** start of Task input **

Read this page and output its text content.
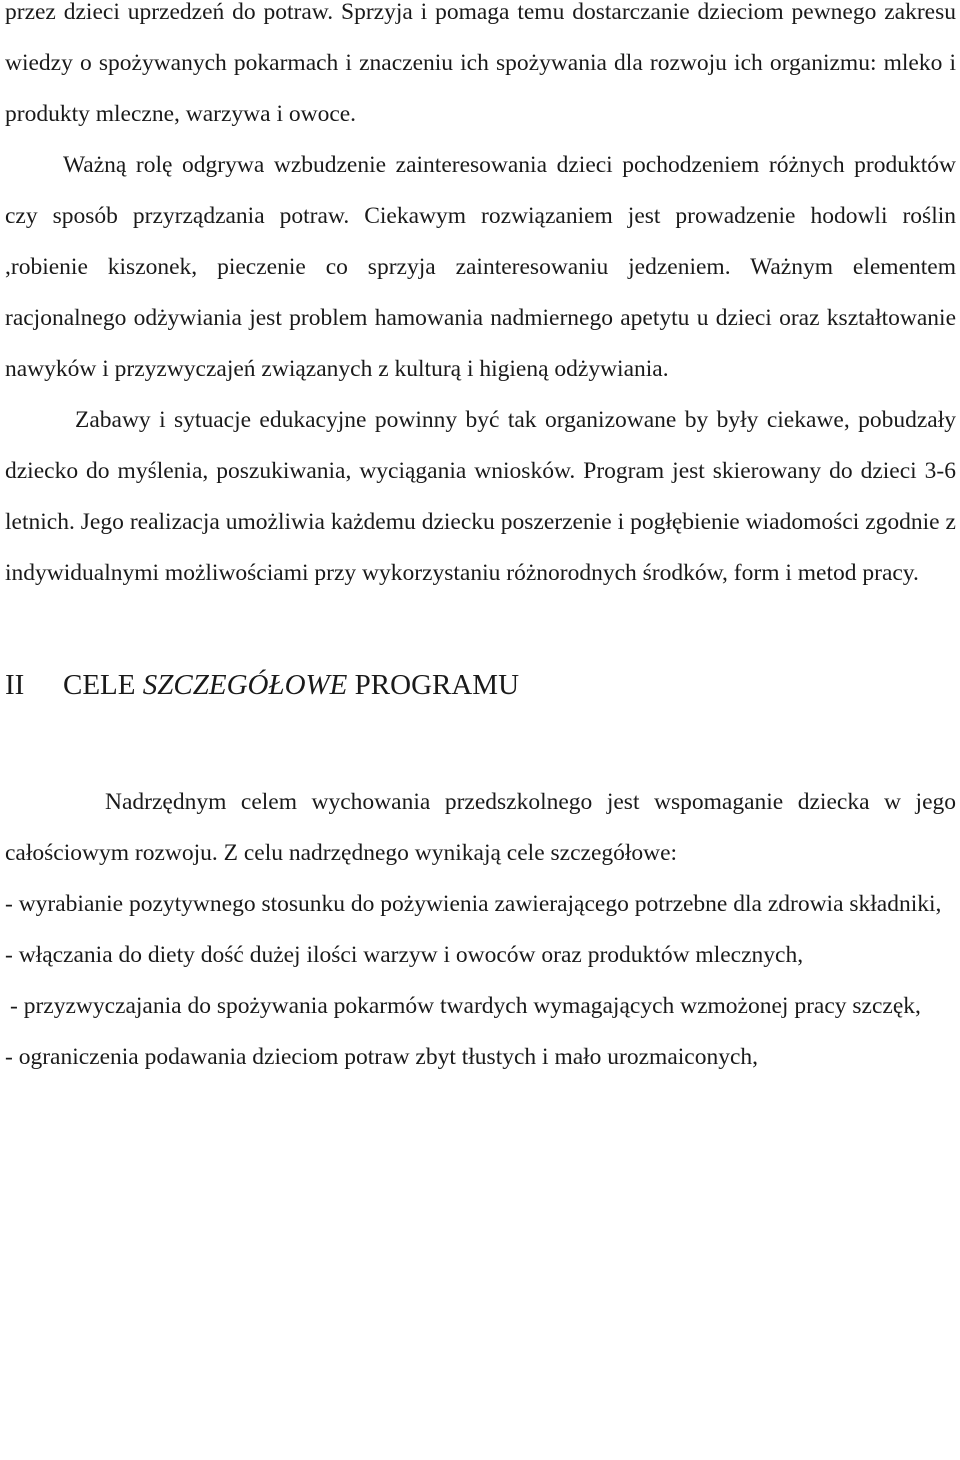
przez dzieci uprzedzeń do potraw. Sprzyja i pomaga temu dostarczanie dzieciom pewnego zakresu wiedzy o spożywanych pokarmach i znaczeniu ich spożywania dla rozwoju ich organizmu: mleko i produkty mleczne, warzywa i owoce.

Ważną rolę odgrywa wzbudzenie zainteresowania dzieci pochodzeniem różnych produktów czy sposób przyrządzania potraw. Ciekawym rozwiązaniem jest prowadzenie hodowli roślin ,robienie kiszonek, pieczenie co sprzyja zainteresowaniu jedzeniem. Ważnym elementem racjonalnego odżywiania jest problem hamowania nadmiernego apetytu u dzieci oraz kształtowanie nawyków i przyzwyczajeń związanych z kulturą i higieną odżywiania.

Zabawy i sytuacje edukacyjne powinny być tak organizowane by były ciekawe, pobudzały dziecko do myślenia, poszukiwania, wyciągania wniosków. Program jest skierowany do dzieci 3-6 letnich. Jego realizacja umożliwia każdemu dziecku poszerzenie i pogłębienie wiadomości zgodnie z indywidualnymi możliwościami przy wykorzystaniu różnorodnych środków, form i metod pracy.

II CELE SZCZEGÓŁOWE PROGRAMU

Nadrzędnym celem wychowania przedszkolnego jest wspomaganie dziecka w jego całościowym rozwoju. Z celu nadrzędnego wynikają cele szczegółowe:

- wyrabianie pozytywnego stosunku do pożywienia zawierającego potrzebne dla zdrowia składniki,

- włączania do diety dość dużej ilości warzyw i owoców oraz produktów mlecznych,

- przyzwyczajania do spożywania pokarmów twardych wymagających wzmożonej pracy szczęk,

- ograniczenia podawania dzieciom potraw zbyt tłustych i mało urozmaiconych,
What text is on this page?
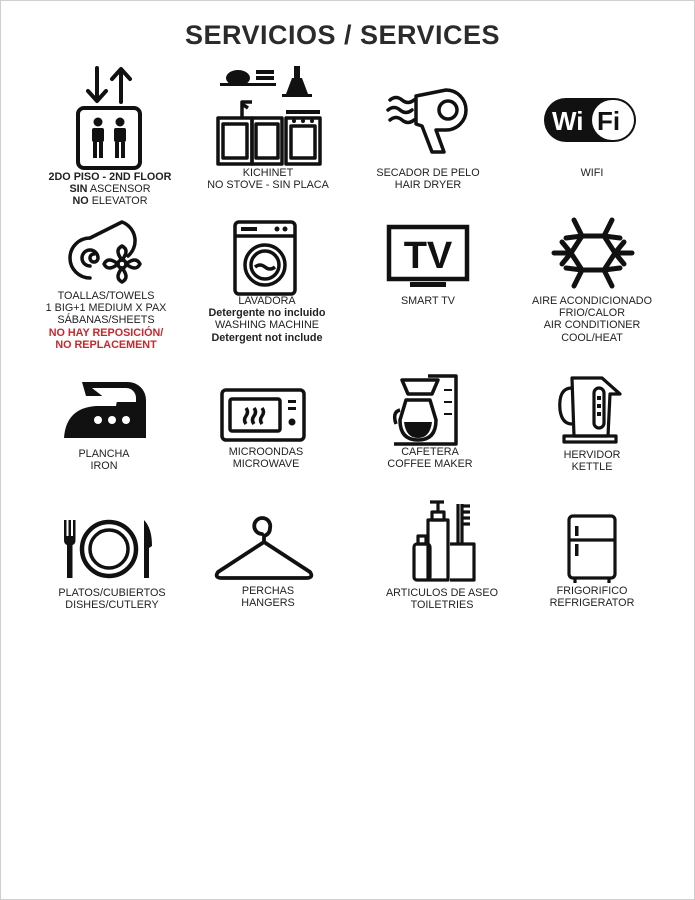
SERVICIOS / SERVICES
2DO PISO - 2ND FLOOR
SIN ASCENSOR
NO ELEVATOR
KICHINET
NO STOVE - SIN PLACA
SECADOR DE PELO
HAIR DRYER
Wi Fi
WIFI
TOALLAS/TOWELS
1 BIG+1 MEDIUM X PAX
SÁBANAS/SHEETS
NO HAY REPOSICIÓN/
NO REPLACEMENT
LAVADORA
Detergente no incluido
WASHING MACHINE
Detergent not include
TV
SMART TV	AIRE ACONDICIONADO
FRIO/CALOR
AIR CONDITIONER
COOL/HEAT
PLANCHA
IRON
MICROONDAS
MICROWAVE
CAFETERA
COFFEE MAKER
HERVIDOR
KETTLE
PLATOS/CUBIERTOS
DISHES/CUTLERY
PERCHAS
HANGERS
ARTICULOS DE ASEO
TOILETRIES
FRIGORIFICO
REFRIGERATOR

** end of Task input **

● Written problem: Quote everything in the listing above exactly; pictures are the only thing to omit.

● Solution to this problem:
Read this page and output its text content.
przez dzieci uprzedzeń do potraw. Sprzyja i pomaga temu dostarczanie dzieciom pewnego zakresu wiedzy o spożywanych pokarmach i znaczeniu ich spożywania dla rozwoju ich organizmu: mleko i produkty mleczne, warzywa i owoce.

Ważną rolę odgrywa wzbudzenie zainteresowania dzieci pochodzeniem różnych produktów czy sposób przyrządzania potraw. Ciekawym rozwiązaniem jest prowadzenie hodowli roślin ,robienie kiszonek, pieczenie co sprzyja zainteresowaniu jedzeniem. Ważnym elementem racjonalnego odżywiania jest problem hamowania nadmiernego apetytu u dzieci oraz kształtowanie nawyków i przyzwyczajeń związanych z kulturą i higieną odżywiania.

Zabawy i sytuacje edukacyjne powinny być tak organizowane by były ciekawe, pobudzały dziecko do myślenia, poszukiwania, wyciągania wniosków. Program jest skierowany do dzieci 3-6 letnich. Jego realizacja umożliwia każdemu dziecku poszerzenie i pogłębienie wiadomości zgodnie z indywidualnymi możliwościami przy wykorzystaniu różnorodnych środków, form i metod pracy.

II CELE SZCZEGÓŁOWE PROGRAMU

Nadrzędnym celem wychowania przedszkolnego jest wspomaganie dziecka w jego całościowym rozwoju. Z celu nadrzędnego wynikają cele szczegółowe:

- wyrabianie pozytywnego stosunku do pożywienia zawierającego potrzebne dla zdrowia składniki,

- włączania do diety dość dużej ilości warzyw i owoców oraz produktów mlecznych,

- przyzwyczajania do spożywania pokarmów twardych wymagających wzmożonej pracy szczęk,

- ograniczenia podawania dzieciom potraw zbyt tłustych i mało urozmaiconych,
What text is on this page?
SERVICIOS / SERVICES
2DO PISO - 2ND FLOOR
SIN ASCENSOR
NO ELEVATOR
KICHINET
NO STOVE - SIN PLACA
SECADOR DE PELO
HAIR DRYER
Wi Fi
WIFI
TOALLAS/TOWELS
1 BIG+1 MEDIUM X PAX
SÁBANAS/SHEETS
NO HAY REPOSICIÓN/
NO REPLACEMENT
LAVADORA
Detergente no incluido
WASHING MACHINE
Detergent not include
TV
SMART TV	AIRE ACONDICIONADO
FRIO/CALOR
AIR CONDITIONER
COOL/HEAT
PLANCHA
IRON
MICROONDAS
MICROWAVE
CAFETERA
COFFEE MAKER
HERVIDOR
KETTLE
PLATOS/CUBIERTOS
DISHES/CUTLERY
PERCHAS
HANGERS
ARTICULOS DE ASEO
TOILETRIES
FRIGORIFICO
REFRIGERATOR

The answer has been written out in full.